EXERCISE DETAILS | Isolate every line in the records below with "Phoebe" in it.

Saved entries |
━━━━━━━━━━━━━━━━━━━━━━━━━━━━━━
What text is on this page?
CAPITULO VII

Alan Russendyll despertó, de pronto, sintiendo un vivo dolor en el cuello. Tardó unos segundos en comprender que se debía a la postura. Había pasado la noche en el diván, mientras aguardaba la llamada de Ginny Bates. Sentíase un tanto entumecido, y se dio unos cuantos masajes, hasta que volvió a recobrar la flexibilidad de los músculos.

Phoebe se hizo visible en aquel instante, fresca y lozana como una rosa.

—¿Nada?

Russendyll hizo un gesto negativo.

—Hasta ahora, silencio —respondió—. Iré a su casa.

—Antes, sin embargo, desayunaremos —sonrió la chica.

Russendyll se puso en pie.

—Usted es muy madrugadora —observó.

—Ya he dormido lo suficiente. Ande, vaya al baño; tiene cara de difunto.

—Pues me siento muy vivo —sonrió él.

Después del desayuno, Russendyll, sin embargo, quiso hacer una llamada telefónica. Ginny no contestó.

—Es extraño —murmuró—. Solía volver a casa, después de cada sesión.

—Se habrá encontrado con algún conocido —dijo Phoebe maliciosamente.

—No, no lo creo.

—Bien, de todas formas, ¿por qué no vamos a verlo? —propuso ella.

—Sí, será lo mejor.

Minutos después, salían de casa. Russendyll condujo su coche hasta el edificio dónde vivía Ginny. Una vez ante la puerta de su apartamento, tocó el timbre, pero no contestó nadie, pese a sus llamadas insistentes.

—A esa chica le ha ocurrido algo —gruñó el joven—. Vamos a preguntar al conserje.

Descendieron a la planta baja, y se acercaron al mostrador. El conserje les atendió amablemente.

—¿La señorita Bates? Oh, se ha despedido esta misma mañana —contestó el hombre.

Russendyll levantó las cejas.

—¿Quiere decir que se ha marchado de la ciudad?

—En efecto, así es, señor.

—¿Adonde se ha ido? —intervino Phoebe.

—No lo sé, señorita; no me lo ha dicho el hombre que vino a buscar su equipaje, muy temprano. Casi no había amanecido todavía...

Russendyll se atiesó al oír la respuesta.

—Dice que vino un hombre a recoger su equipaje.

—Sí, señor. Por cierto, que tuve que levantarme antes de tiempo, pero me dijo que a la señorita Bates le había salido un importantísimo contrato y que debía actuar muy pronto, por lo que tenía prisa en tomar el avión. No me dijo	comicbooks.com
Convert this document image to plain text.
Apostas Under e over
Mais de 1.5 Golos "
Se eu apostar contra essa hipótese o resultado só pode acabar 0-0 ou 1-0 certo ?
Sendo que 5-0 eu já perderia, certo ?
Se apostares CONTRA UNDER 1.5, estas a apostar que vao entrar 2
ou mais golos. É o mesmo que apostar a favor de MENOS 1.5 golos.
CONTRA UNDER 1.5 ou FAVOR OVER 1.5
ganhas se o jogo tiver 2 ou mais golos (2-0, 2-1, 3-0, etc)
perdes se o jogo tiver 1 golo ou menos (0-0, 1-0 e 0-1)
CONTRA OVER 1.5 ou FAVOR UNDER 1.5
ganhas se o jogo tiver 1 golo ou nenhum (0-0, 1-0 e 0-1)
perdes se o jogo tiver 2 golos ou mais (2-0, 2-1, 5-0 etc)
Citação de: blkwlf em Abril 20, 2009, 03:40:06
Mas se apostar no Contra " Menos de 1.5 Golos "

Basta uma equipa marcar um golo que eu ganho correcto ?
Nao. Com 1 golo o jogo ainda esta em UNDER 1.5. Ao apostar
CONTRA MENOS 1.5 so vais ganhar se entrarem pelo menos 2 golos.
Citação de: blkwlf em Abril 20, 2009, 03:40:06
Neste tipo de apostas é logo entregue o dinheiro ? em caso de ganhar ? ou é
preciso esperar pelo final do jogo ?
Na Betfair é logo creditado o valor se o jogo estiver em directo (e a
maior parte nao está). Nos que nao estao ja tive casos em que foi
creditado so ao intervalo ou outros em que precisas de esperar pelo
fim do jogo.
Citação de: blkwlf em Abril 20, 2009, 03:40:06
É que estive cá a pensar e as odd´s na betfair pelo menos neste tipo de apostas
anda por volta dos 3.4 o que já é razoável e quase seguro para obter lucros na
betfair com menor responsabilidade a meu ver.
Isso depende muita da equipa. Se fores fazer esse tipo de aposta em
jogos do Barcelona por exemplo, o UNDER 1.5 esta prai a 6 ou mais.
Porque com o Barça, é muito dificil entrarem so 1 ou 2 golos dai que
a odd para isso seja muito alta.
━━━━━━━━━━━━━━━━━━━━━━━━━━━━━━
ANSWER TO THE EXERCISE |
Phoebe se hizo visible en aquel instante, fresca y lozana como una rosa.
—Se habrá encontrado con algún conocido —dijo Phoebe maliciosamente.
—¿Adonde se ha ido? —intervino Phoebe.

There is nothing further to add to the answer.